Would you repeat the listing exactly but omit every picture?

◆ ◆ ◆ ◆ ◆ ◆ ◆

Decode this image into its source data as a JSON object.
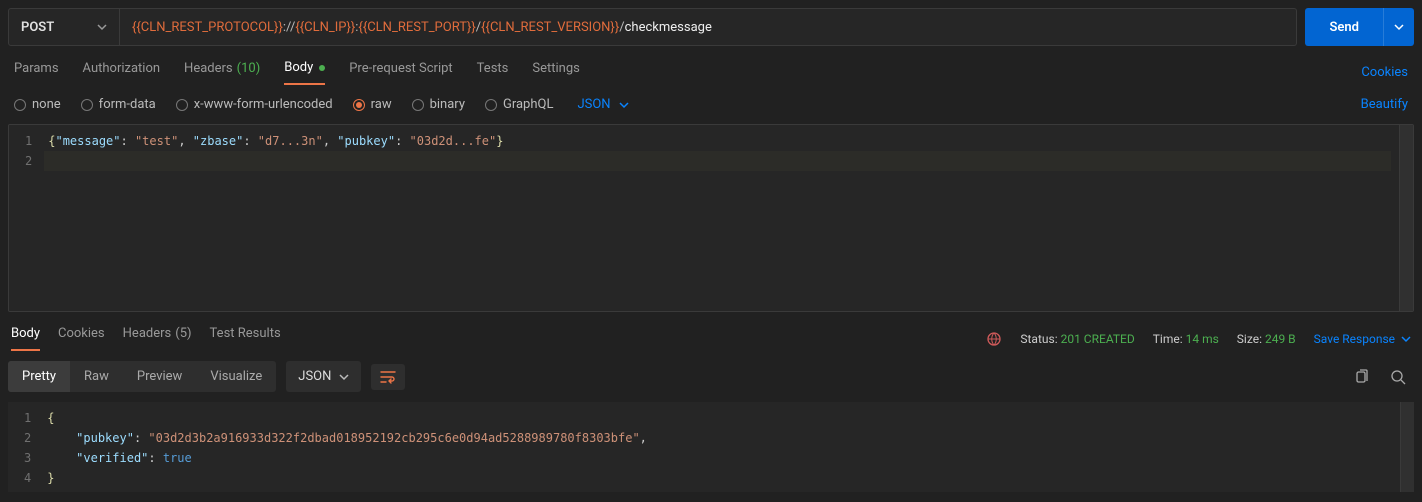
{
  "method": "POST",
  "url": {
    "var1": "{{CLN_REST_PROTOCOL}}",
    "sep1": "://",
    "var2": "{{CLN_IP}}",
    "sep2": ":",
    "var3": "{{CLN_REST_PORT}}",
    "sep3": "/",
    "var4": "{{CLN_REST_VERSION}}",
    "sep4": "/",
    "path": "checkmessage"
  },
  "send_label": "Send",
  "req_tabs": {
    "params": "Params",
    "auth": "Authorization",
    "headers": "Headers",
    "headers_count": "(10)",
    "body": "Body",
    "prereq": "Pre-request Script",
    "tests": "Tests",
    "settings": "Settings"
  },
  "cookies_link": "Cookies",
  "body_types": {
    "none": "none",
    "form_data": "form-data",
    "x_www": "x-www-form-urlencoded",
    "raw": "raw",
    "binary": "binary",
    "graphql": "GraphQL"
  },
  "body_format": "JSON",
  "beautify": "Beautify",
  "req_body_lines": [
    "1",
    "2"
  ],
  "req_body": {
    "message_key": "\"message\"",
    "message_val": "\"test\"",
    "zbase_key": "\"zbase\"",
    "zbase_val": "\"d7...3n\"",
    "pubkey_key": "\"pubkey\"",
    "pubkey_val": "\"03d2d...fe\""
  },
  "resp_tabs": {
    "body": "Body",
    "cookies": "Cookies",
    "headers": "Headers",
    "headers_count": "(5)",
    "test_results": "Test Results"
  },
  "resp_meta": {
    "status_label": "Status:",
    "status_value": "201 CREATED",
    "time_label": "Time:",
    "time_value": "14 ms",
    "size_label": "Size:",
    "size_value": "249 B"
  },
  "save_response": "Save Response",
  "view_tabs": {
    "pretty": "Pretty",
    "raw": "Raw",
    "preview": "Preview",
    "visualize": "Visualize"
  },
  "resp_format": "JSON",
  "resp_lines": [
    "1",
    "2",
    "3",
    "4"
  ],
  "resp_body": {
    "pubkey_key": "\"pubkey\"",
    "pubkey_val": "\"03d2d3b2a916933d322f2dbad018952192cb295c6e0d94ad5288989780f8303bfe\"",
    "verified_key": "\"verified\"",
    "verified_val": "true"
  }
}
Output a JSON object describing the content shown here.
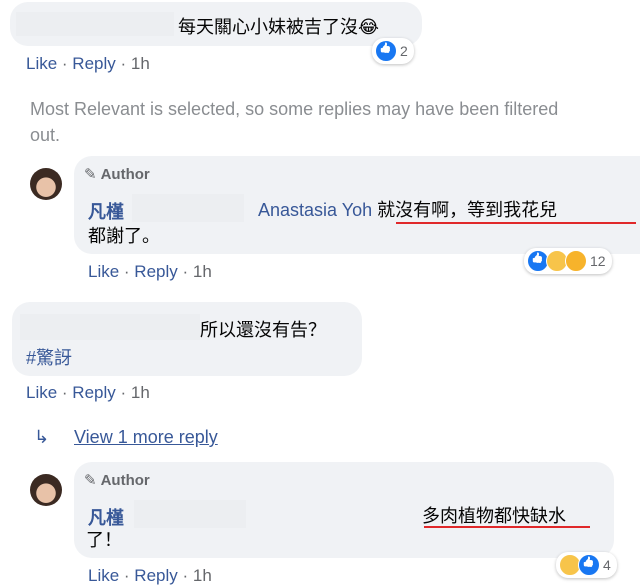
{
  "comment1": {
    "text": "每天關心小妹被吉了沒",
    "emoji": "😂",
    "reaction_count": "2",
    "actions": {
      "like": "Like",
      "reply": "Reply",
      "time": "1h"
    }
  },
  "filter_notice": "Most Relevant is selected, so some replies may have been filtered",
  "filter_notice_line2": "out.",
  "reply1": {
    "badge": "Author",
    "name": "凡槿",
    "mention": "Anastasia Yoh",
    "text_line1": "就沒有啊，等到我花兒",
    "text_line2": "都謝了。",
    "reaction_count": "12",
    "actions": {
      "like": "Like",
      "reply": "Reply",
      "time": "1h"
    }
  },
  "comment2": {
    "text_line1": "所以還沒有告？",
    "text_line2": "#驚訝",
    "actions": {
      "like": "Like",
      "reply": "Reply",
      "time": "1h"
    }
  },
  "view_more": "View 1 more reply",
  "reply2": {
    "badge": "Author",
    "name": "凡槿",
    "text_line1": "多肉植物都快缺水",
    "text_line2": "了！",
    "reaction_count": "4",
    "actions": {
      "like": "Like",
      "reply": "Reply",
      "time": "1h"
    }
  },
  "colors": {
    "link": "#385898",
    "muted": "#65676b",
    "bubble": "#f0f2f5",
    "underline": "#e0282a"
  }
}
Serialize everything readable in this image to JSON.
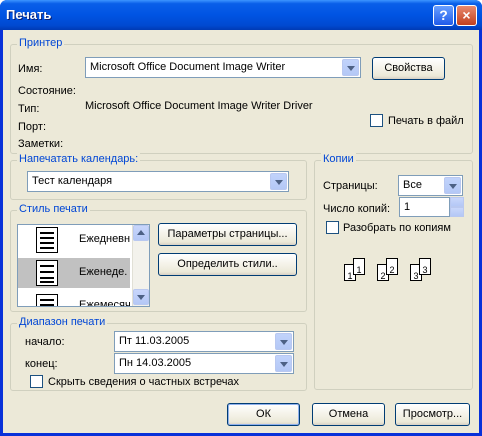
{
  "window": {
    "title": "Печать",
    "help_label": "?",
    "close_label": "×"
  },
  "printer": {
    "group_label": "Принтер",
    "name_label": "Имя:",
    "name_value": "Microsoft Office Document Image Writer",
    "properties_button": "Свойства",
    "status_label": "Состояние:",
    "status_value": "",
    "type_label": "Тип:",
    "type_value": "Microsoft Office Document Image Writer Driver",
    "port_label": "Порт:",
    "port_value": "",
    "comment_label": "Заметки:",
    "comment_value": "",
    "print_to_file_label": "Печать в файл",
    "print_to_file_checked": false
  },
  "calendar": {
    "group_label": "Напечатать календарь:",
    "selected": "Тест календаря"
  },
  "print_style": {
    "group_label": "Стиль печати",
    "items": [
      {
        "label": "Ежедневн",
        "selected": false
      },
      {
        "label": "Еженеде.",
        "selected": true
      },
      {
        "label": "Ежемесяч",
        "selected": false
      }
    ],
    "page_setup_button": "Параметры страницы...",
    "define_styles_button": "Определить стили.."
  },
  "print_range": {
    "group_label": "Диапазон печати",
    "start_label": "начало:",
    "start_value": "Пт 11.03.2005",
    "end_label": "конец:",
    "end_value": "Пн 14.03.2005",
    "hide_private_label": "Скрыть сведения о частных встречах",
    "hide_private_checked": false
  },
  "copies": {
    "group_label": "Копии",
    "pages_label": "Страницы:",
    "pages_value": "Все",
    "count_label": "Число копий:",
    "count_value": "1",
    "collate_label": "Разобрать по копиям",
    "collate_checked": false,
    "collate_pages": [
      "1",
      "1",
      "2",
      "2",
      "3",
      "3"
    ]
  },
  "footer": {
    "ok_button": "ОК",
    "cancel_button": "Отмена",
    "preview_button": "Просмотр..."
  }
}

◆ ◆ ◆ ◆ ◆ ◆ ◆

* **Task response**:
Decode this image into its source data as a JSON object.
{
  "method": "POST",
  "url": {
    "var1": "{{CLN_REST_PROTOCOL}}",
    "sep1": "://",
    "var2": "{{CLN_IP}}",
    "sep2": ":",
    "var3": "{{CLN_REST_PORT}}",
    "sep3": "/",
    "var4": "{{CLN_REST_VERSION}}",
    "sep4": "/",
    "path": "checkmessage"
  },
  "send_label": "Send",
  "req_tabs": {
    "params": "Params",
    "auth": "Authorization",
    "headers": "Headers",
    "headers_count": "(10)",
    "body": "Body",
    "prereq": "Pre-request Script",
    "tests": "Tests",
    "settings": "Settings"
  },
  "cookies_link": "Cookies",
  "body_types": {
    "none": "none",
    "form_data": "form-data",
    "x_www": "x-www-form-urlencoded",
    "raw": "raw",
    "binary": "binary",
    "graphql": "GraphQL"
  },
  "body_format": "JSON",
  "beautify": "Beautify",
  "req_body_lines": [
    "1",
    "2"
  ],
  "req_body": {
    "message_key": "\"message\"",
    "message_val": "\"test\"",
    "zbase_key": "\"zbase\"",
    "zbase_val": "\"d7...3n\"",
    "pubkey_key": "\"pubkey\"",
    "pubkey_val": "\"03d2d...fe\""
  },
  "resp_tabs": {
    "body": "Body",
    "cookies": "Cookies",
    "headers": "Headers",
    "headers_count": "(5)",
    "test_results": "Test Results"
  },
  "resp_meta": {
    "status_label": "Status:",
    "status_value": "201 CREATED",
    "time_label": "Time:",
    "time_value": "14 ms",
    "size_label": "Size:",
    "size_value": "249 B"
  },
  "save_response": "Save Response",
  "view_tabs": {
    "pretty": "Pretty",
    "raw": "Raw",
    "preview": "Preview",
    "visualize": "Visualize"
  },
  "resp_format": "JSON",
  "resp_lines": [
    "1",
    "2",
    "3",
    "4"
  ],
  "resp_body": {
    "pubkey_key": "\"pubkey\"",
    "pubkey_val": "\"03d2d3b2a916933d322f2dbad018952192cb295c6e0d94ad5288989780f8303bfe\"",
    "verified_key": "\"verified\"",
    "verified_val": "true"
  }
}
Output a JSON object describing the content shown here.
{
  "comment1": {
    "text": "每天關心小妹被吉了沒",
    "emoji": "😂",
    "reaction_count": "2",
    "actions": {
      "like": "Like",
      "reply": "Reply",
      "time": "1h"
    }
  },
  "filter_notice": "Most Relevant is selected, so some replies may have been filtered",
  "filter_notice_line2": "out.",
  "reply1": {
    "badge": "Author",
    "name": "凡槿",
    "mention": "Anastasia Yoh",
    "text_line1": "就沒有啊，等到我花兒",
    "text_line2": "都謝了。",
    "reaction_count": "12",
    "actions": {
      "like": "Like",
      "reply": "Reply",
      "time": "1h"
    }
  },
  "comment2": {
    "text_line1": "所以還沒有告？",
    "text_line2": "#驚訝",
    "actions": {
      "like": "Like",
      "reply": "Reply",
      "time": "1h"
    }
  },
  "view_more": "View 1 more reply",
  "reply2": {
    "badge": "Author",
    "name": "凡槿",
    "text_line1": "多肉植物都快缺水",
    "text_line2": "了！",
    "reaction_count": "4",
    "actions": {
      "like": "Like",
      "reply": "Reply",
      "time": "1h"
    }
  },
  "colors": {
    "link": "#385898",
    "muted": "#65676b",
    "bubble": "#f0f2f5",
    "underline": "#e0282a"
  }
}
Serialize everything readable in this image to JSON.
{
  "window": {
    "title": "Печать",
    "help_label": "?",
    "close_label": "×"
  },
  "printer": {
    "group_label": "Принтер",
    "name_label": "Имя:",
    "name_value": "Microsoft Office Document Image Writer",
    "properties_button": "Свойства",
    "status_label": "Состояние:",
    "status_value": "",
    "type_label": "Тип:",
    "type_value": "Microsoft Office Document Image Writer Driver",
    "port_label": "Порт:",
    "port_value": "",
    "comment_label": "Заметки:",
    "comment_value": "",
    "print_to_file_label": "Печать в файл",
    "print_to_file_checked": false
  },
  "calendar": {
    "group_label": "Напечатать календарь:",
    "selected": "Тест календаря"
  },
  "print_style": {
    "group_label": "Стиль печати",
    "items": [
      {
        "label": "Ежедневн",
        "selected": false
      },
      {
        "label": "Еженеде.",
        "selected": true
      },
      {
        "label": "Ежемесяч",
        "selected": false
      }
    ],
    "page_setup_button": "Параметры страницы...",
    "define_styles_button": "Определить стили.."
  },
  "print_range": {
    "group_label": "Диапазон печати",
    "start_label": "начало:",
    "start_value": "Пт 11.03.2005",
    "end_label": "конец:",
    "end_value": "Пн 14.03.2005",
    "hide_private_label": "Скрыть сведения о частных встречах",
    "hide_private_checked": false
  },
  "copies": {
    "group_label": "Копии",
    "pages_label": "Страницы:",
    "pages_value": "Все",
    "count_label": "Число копий:",
    "count_value": "1",
    "collate_label": "Разобрать по копиям",
    "collate_checked": false,
    "collate_pages": [
      "1",
      "1",
      "2",
      "2",
      "3",
      "3"
    ]
  },
  "footer": {
    "ok_button": "ОК",
    "cancel_button": "Отмена",
    "preview_button": "Просмотр..."
  }
}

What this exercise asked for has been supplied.